━━━ Exercise materials

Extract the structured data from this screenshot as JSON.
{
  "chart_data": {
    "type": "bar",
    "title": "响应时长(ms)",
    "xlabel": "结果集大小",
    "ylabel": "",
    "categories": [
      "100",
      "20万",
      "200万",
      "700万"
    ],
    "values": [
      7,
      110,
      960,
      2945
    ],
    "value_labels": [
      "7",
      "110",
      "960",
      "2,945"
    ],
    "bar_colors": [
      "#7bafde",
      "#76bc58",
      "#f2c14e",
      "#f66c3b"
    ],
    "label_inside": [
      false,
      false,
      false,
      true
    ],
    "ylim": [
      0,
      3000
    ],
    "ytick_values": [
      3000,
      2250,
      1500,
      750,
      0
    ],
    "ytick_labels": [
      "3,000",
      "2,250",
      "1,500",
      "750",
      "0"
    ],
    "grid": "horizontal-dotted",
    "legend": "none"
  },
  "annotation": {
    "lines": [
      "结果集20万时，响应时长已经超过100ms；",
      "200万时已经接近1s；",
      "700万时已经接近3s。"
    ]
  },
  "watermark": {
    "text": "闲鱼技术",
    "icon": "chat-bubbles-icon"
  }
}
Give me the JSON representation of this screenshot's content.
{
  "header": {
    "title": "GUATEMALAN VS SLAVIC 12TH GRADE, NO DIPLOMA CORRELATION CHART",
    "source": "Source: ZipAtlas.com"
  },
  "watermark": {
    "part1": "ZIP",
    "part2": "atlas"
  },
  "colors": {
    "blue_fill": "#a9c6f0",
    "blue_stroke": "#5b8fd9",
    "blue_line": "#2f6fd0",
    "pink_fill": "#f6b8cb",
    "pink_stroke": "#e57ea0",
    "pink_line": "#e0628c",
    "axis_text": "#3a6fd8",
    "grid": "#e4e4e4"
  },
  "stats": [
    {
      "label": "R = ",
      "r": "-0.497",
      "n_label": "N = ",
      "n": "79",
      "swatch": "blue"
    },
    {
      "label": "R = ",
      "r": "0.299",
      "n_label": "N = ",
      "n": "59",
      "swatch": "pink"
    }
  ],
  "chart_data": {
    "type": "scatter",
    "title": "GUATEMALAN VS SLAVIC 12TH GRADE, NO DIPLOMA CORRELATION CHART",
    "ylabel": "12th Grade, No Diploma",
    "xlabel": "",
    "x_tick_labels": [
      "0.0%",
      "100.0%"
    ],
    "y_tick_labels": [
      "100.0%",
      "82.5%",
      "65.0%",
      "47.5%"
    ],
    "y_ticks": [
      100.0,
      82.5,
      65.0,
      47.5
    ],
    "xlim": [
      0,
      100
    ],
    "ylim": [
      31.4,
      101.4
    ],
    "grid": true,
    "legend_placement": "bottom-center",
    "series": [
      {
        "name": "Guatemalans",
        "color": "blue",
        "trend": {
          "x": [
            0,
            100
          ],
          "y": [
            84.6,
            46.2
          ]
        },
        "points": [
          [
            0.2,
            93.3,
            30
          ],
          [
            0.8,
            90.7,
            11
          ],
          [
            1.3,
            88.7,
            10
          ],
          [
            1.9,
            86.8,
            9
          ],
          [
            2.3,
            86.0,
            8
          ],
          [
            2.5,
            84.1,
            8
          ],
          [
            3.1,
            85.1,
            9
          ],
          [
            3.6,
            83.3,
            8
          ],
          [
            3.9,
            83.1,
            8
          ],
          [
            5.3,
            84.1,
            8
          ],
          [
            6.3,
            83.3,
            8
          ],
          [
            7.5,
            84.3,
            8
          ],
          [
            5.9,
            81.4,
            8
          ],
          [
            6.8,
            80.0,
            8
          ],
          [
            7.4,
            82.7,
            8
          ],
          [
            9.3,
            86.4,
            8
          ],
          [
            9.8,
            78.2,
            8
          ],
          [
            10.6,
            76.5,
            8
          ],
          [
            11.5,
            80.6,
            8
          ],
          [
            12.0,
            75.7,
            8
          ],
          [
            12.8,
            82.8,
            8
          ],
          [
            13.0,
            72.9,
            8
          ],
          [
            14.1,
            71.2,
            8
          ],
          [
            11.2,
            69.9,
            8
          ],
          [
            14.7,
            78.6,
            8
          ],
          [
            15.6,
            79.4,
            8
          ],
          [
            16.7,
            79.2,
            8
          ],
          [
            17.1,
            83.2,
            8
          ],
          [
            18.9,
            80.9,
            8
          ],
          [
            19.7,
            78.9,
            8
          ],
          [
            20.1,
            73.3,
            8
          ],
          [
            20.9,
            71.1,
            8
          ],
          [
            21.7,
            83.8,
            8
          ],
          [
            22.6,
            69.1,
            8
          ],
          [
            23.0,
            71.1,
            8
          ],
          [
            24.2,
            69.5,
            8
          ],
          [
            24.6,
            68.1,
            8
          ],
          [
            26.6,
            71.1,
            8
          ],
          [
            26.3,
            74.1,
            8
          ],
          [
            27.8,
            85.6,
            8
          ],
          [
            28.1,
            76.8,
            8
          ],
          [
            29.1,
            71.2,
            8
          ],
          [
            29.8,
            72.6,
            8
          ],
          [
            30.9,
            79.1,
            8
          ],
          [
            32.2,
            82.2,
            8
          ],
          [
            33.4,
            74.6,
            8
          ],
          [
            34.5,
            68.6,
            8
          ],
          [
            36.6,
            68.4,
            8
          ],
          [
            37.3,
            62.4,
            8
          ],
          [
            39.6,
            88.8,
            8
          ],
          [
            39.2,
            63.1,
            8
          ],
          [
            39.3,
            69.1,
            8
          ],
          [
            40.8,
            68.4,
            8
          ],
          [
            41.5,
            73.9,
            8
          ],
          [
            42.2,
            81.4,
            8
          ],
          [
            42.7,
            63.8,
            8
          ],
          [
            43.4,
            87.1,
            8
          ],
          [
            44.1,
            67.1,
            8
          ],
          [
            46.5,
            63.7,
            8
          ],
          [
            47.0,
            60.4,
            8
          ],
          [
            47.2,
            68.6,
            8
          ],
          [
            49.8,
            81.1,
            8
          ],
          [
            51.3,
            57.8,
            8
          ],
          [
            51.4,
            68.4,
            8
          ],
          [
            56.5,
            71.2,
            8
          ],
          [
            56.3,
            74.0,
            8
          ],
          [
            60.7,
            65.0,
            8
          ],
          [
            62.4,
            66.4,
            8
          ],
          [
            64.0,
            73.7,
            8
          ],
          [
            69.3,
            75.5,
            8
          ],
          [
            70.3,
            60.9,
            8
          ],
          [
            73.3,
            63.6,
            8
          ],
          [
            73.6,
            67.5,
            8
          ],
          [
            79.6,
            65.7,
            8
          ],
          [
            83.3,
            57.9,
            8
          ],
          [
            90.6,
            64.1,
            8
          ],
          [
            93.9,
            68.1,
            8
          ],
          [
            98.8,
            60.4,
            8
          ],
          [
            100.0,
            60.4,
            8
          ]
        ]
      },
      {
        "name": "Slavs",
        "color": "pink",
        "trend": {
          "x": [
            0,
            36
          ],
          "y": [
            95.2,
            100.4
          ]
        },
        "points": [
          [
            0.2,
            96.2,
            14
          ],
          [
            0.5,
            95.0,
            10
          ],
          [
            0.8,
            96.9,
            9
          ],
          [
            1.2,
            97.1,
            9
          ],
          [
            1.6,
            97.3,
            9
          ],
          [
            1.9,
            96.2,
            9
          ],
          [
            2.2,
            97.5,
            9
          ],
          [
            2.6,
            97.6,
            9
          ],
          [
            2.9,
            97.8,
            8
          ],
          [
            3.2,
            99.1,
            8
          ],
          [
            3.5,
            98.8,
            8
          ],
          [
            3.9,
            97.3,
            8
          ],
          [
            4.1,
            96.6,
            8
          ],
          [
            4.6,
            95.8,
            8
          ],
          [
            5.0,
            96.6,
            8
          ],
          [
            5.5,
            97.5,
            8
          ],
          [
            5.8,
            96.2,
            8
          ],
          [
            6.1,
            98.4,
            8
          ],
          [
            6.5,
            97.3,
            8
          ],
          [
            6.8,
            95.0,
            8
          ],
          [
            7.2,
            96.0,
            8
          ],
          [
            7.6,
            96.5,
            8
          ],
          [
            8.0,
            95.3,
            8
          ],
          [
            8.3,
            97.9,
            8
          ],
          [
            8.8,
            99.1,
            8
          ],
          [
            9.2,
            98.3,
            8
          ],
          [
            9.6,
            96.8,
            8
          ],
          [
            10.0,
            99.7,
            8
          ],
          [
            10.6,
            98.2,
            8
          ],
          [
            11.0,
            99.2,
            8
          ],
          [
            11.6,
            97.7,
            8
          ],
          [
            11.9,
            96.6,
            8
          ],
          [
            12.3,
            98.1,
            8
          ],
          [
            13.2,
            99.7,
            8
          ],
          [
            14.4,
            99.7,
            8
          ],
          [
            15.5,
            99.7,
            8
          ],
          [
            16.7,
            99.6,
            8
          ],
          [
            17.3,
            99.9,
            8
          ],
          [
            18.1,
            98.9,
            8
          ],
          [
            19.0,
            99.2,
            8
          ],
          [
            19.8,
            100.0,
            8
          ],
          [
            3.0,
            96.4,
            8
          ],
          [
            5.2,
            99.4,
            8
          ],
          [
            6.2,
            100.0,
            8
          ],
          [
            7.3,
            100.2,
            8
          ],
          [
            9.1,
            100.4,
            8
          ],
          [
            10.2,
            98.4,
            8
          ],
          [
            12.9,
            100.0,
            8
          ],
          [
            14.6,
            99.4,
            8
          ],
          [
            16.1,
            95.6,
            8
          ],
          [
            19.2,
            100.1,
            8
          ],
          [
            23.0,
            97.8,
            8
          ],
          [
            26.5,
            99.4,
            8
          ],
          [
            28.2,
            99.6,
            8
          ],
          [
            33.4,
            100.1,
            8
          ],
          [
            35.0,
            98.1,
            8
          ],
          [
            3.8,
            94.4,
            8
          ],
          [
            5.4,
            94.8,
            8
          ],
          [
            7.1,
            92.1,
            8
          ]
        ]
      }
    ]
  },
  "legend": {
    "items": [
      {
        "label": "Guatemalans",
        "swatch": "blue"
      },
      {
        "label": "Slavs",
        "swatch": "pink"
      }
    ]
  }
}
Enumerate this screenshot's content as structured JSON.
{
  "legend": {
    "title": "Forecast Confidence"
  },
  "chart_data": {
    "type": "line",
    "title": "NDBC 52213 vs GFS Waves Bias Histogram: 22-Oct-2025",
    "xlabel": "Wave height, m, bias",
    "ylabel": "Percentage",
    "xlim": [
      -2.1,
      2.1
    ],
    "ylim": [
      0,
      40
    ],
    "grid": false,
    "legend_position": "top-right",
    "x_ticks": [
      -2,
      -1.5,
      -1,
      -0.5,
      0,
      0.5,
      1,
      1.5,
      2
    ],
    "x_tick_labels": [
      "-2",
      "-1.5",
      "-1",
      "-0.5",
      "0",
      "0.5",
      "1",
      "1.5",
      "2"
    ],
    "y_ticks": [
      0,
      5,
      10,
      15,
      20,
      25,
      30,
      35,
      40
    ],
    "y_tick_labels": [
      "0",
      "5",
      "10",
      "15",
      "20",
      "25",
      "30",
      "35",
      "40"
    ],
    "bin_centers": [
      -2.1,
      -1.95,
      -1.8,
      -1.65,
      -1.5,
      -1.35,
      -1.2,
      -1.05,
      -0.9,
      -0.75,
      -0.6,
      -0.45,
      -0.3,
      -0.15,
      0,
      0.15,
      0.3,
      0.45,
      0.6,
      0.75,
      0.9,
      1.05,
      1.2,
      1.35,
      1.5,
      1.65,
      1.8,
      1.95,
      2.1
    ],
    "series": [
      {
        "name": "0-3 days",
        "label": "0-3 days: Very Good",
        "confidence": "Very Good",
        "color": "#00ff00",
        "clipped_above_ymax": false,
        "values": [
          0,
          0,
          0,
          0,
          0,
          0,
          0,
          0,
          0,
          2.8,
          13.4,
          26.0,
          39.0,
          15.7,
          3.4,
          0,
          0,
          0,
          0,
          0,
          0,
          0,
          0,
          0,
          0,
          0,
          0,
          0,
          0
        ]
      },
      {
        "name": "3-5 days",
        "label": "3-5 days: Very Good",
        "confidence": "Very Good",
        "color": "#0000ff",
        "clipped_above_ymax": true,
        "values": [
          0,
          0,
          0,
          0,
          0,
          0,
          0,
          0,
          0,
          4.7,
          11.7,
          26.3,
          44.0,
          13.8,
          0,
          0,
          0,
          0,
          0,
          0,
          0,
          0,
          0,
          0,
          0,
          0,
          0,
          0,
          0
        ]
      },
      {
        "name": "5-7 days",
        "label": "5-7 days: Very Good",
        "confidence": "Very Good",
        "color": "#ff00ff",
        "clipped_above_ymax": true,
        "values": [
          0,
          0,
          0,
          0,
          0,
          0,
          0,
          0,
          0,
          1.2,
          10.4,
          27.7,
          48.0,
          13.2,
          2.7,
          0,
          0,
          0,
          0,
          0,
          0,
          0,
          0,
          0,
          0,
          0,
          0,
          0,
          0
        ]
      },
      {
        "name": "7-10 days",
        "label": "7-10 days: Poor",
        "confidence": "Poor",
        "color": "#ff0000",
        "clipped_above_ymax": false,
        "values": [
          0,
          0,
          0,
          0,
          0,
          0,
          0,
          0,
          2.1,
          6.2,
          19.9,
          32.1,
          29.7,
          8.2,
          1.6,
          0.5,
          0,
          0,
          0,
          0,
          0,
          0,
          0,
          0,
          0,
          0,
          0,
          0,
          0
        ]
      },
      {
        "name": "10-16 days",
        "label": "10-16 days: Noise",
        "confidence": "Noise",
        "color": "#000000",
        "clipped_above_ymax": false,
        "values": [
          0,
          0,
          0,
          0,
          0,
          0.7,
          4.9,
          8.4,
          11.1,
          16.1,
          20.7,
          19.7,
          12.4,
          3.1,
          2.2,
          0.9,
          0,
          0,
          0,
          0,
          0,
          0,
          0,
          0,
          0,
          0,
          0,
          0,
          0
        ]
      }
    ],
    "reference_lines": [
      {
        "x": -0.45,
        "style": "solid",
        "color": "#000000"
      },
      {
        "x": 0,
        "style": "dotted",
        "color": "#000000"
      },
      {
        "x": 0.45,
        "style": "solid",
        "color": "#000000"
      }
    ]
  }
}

━━━━━━

> [What you are asked to do]:
From the entries above, collect every line with the string "Guatemalans" in it.

> [Solution for this task]:
        "name": "Guatemalans",
        "label": "Guatemalans",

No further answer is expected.